▶ [Job]:
Write out all the data again, exactly as it stands.

======== Task input

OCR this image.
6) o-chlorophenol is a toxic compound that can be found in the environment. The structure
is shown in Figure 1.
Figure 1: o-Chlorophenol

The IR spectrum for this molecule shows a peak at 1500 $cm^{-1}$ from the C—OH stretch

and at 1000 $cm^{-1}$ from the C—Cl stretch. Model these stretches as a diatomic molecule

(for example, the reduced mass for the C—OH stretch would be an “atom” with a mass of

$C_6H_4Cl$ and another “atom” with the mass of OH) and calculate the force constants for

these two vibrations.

================

▶ [Solution to this problem]:
OCR this image.
6) o-chlorophenol is a toxic compound that can be found in the environment. The structure
is shown in Figure 1.
Figure 1: o-Chlorophenol

The IR spectrum for this molecule shows a peak at 1500 $cm^{-1}$ from the C—OH stretch

and at 1000 $cm^{-1}$ from the C—Cl stretch. Model these stretches as a diatomic molecule

(for example, the reduced mass for the C—OH stretch would be an “atom” with a mass of

$C_6H_4Cl$ and another “atom” with the mass of OH) and calculate the force constants for

these two vibrations.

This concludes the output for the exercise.